- Task directions:
Give every entry again, word for word.

Dataset items:

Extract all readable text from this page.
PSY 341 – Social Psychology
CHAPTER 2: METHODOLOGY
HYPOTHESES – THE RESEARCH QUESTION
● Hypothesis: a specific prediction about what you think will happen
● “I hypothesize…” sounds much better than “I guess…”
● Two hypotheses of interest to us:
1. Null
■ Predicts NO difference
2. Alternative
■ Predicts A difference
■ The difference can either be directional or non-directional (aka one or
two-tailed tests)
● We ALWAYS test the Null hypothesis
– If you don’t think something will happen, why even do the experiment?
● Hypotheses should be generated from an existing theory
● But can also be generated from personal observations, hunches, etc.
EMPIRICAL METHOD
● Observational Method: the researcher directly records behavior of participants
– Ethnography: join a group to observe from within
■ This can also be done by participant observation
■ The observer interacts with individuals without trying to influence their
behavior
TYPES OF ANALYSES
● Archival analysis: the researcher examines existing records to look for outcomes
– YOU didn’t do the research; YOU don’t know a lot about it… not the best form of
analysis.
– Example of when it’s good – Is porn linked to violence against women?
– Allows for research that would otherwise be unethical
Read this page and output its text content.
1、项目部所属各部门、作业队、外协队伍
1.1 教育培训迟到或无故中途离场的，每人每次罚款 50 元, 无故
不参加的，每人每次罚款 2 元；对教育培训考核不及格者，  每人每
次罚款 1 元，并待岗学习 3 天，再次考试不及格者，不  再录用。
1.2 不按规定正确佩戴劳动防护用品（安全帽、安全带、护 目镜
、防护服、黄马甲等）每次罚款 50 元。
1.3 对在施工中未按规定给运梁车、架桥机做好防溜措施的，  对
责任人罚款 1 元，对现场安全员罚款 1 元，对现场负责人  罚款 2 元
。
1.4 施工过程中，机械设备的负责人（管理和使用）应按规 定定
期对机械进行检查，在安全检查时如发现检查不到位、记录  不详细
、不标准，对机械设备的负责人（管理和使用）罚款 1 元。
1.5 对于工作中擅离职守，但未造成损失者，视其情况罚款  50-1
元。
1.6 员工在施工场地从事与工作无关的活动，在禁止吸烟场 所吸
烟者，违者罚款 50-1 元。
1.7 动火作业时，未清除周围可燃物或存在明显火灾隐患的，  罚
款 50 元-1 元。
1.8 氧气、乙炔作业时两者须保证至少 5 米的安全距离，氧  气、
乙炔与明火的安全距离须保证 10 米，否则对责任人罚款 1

- Solved exercise:
Extract all readable text from this page.
PSY 341 – Social Psychology
CHAPTER 2: METHODOLOGY
HYPOTHESES – THE RESEARCH QUESTION
● Hypothesis: a specific prediction about what you think will happen
● “I hypothesize…” sounds much better than “I guess…”
● Two hypotheses of interest to us:
1. Null
■ Predicts NO difference
2. Alternative
■ Predicts A difference
■ The difference can either be directional or non-directional (aka one or
two-tailed tests)
● We ALWAYS test the Null hypothesis
– If you don’t think something will happen, why even do the experiment?
● Hypotheses should be generated from an existing theory
● But can also be generated from personal observations, hunches, etc.
EMPIRICAL METHOD
● Observational Method: the researcher directly records behavior of participants
– Ethnography: join a group to observe from within
■ This can also be done by participant observation
■ The observer interacts with individuals without trying to influence their
behavior
TYPES OF ANALYSES
● Archival analysis: the researcher examines existing records to look for outcomes
– YOU didn’t do the research; YOU don’t know a lot about it… not the best form of
analysis.
– Example of when it’s good – Is porn linked to violence against women?
– Allows for research that would otherwise be unethical
Read this page and output its text content.
1、项目部所属各部门、作业队、外协队伍
1.1 教育培训迟到或无故中途离场的，每人每次罚款 50 元, 无故
不参加的，每人每次罚款 2 元；对教育培训考核不及格者，  每人每
次罚款 1 元，并待岗学习 3 天，再次考试不及格者，不  再录用。
1.2 不按规定正确佩戴劳动防护用品（安全帽、安全带、护 目镜
、防护服、黄马甲等）每次罚款 50 元。
1.3 对在施工中未按规定给运梁车、架桥机做好防溜措施的，  对
责任人罚款 1 元，对现场安全员罚款 1 元，对现场负责人  罚款 2 元
。
1.4 施工过程中，机械设备的负责人（管理和使用）应按规 定定
期对机械进行检查，在安全检查时如发现检查不到位、记录  不详细
、不标准，对机械设备的负责人（管理和使用）罚款 1 元。
1.5 对于工作中擅离职守，但未造成损失者，视其情况罚款  50-1
元。
1.6 员工在施工场地从事与工作无关的活动，在禁止吸烟场 所吸
烟者，违者罚款 50-1 元。
1.7 动火作业时，未清除周围可燃物或存在明显火灾隐患的，  罚
款 50 元-1 元。
1.8 氧气、乙炔作业时两者须保证至少 5 米的安全距离，氧  气、
乙炔与明火的安全距离须保证 10 米，否则对责任人罚款 1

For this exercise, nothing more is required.